[start]

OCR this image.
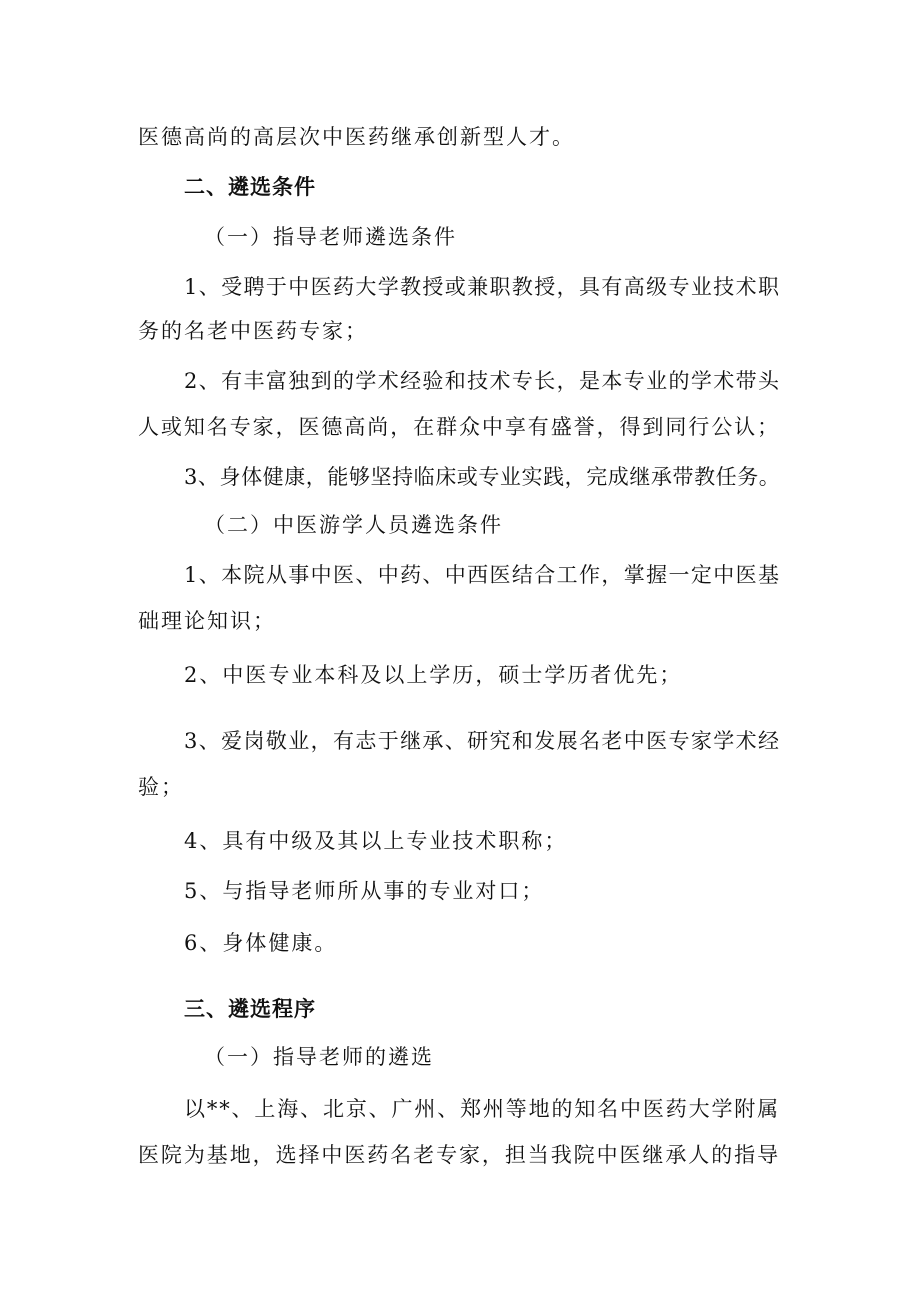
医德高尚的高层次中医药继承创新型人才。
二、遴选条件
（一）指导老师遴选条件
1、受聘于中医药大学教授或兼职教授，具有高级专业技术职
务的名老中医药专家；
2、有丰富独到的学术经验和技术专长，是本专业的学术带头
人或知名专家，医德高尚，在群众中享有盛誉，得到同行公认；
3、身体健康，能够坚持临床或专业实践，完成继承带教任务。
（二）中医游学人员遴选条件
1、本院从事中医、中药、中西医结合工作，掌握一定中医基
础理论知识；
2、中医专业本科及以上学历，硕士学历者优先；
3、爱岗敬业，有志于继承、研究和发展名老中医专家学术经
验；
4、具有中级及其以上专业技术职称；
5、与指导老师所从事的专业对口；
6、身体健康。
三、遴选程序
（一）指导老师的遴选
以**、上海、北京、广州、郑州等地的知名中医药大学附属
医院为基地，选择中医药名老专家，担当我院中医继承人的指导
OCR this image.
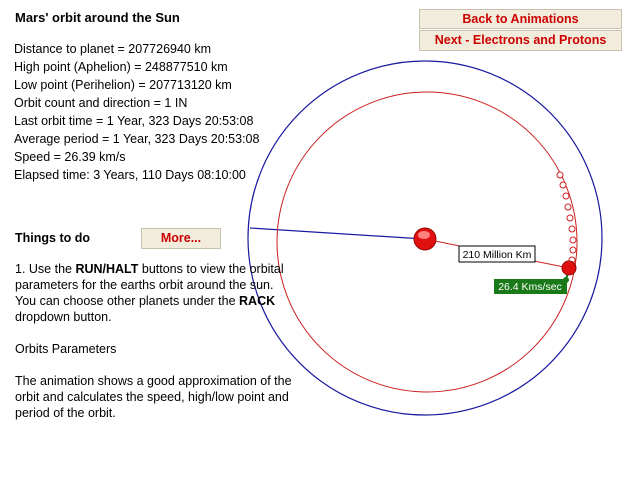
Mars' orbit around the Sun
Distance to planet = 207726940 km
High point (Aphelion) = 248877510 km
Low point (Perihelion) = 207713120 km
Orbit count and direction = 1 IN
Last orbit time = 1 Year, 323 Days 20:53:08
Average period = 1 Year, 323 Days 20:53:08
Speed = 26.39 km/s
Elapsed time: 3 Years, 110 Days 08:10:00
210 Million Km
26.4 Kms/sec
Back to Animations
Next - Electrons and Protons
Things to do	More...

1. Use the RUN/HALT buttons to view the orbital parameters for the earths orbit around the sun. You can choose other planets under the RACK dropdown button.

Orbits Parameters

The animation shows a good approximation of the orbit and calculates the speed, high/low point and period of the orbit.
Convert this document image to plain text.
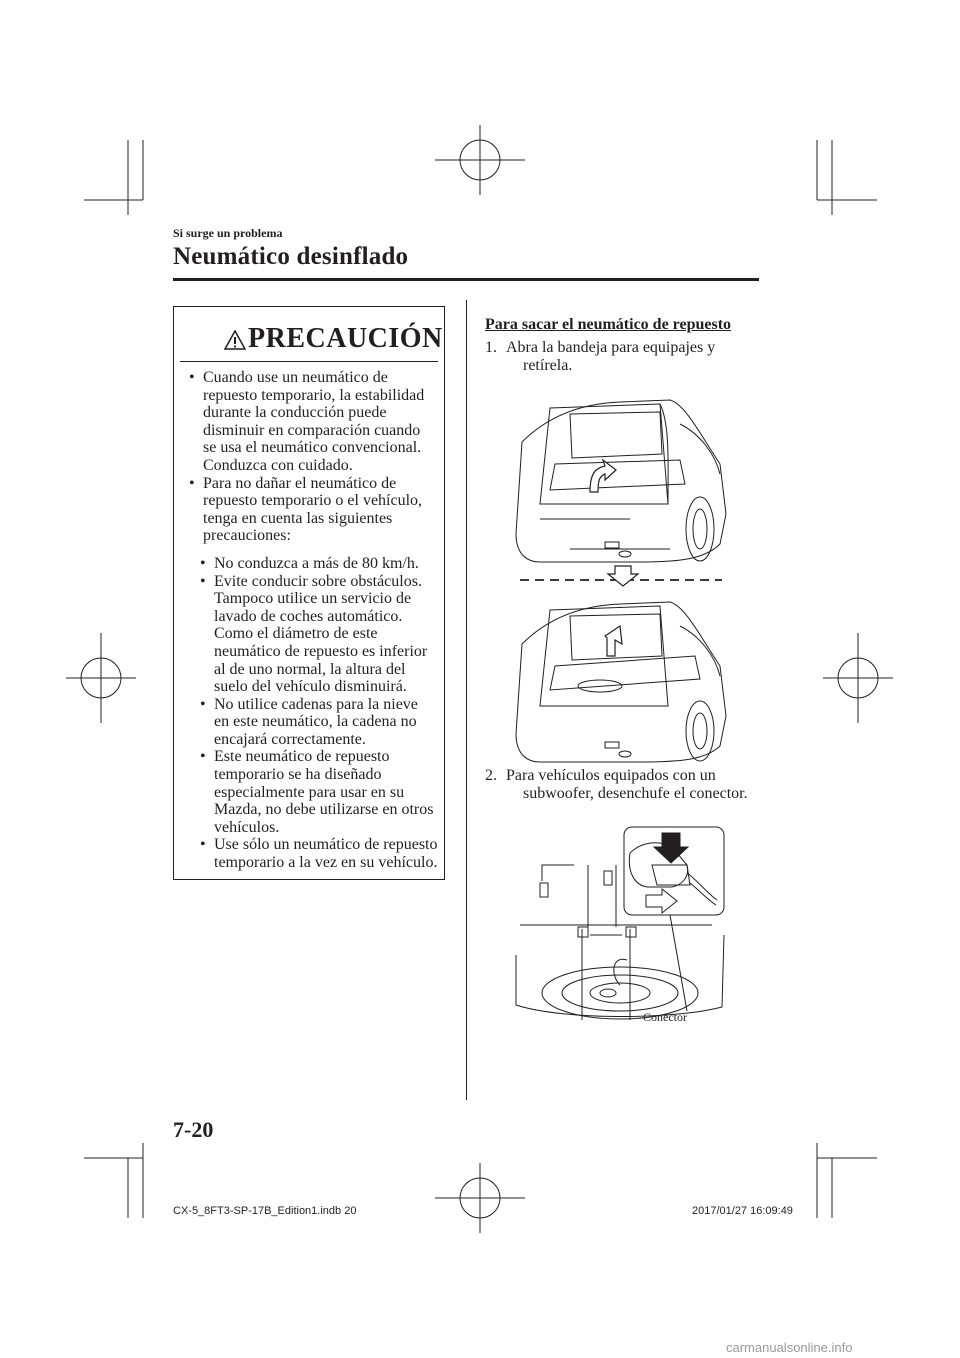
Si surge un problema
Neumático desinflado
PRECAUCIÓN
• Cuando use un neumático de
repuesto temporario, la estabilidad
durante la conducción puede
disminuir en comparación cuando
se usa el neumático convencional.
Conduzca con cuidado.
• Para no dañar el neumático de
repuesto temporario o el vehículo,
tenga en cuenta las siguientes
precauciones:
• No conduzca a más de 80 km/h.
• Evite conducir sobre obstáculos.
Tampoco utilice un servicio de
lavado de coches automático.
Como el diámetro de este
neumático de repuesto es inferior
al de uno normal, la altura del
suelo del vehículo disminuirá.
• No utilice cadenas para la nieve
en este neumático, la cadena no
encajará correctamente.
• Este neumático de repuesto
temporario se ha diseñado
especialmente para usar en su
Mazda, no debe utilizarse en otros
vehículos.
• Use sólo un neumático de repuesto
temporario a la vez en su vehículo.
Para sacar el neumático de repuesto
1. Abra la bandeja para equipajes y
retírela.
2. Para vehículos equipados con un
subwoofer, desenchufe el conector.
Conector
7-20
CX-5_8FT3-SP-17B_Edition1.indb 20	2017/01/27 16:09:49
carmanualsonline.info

[end]

_PROBLEM DESCRIPTION:_
Omit the pictures and output all of the other material exactly.

_SOLUTION TO THE EXERCISE:_
OCR this image.
医德高尚的高层次中医药继承创新型人才。
二、遴选条件
（一）指导老师遴选条件
1、受聘于中医药大学教授或兼职教授，具有高级专业技术职
务的名老中医药专家；
2、有丰富独到的学术经验和技术专长，是本专业的学术带头
人或知名专家，医德高尚，在群众中享有盛誉，得到同行公认；
3、身体健康，能够坚持临床或专业实践，完成继承带教任务。
（二）中医游学人员遴选条件
1、本院从事中医、中药、中西医结合工作，掌握一定中医基
础理论知识；
2、中医专业本科及以上学历，硕士学历者优先；
3、爱岗敬业，有志于继承、研究和发展名老中医专家学术经
验；
4、具有中级及其以上专业技术职称；
5、与指导老师所从事的专业对口；
6、身体健康。
三、遴选程序
（一）指导老师的遴选
以**、上海、北京、广州、郑州等地的知名中医药大学附属
医院为基地，选择中医药名老专家，担当我院中医继承人的指导
OCR this image.
Mars' orbit around the Sun
Distance to planet = 207726940 km
High point (Aphelion) = 248877510 km
Low point (Perihelion) = 207713120 km
Orbit count and direction = 1 IN
Last orbit time = 1 Year, 323 Days 20:53:08
Average period = 1 Year, 323 Days 20:53:08
Speed = 26.39 km/s
Elapsed time: 3 Years, 110 Days 08:10:00
210 Million Km
26.4 Kms/sec
Back to Animations
Next - Electrons and Protons
Things to do	More...

1. Use the RUN/HALT buttons to view the orbital parameters for the earths orbit around the sun. You can choose other planets under the RACK dropdown button.

Orbits Parameters

The animation shows a good approximation of the orbit and calculates the speed, high/low point and period of the orbit.
Convert this document image to plain text.
Si surge un problema
Neumático desinflado
PRECAUCIÓN
• Cuando use un neumático de
repuesto temporario, la estabilidad
durante la conducción puede
disminuir en comparación cuando
se usa el neumático convencional.
Conduzca con cuidado.
• Para no dañar el neumático de
repuesto temporario o el vehículo,
tenga en cuenta las siguientes
precauciones:
• No conduzca a más de 80 km/h.
• Evite conducir sobre obstáculos.
Tampoco utilice un servicio de
lavado de coches automático.
Como el diámetro de este
neumático de repuesto es inferior
al de uno normal, la altura del
suelo del vehículo disminuirá.
• No utilice cadenas para la nieve
en este neumático, la cadena no
encajará correctamente.
• Este neumático de repuesto
temporario se ha diseñado
especialmente para usar en su
Mazda, no debe utilizarse en otros
vehículos.
• Use sólo un neumático de repuesto
temporario a la vez en su vehículo.
Para sacar el neumático de repuesto
1. Abra la bandeja para equipajes y
retírela.
2. Para vehículos equipados con un
subwoofer, desenchufe el conector.
Conector
7-20
CX-5_8FT3-SP-17B_Edition1.indb 20	2017/01/27 16:09:49
carmanualsonline.info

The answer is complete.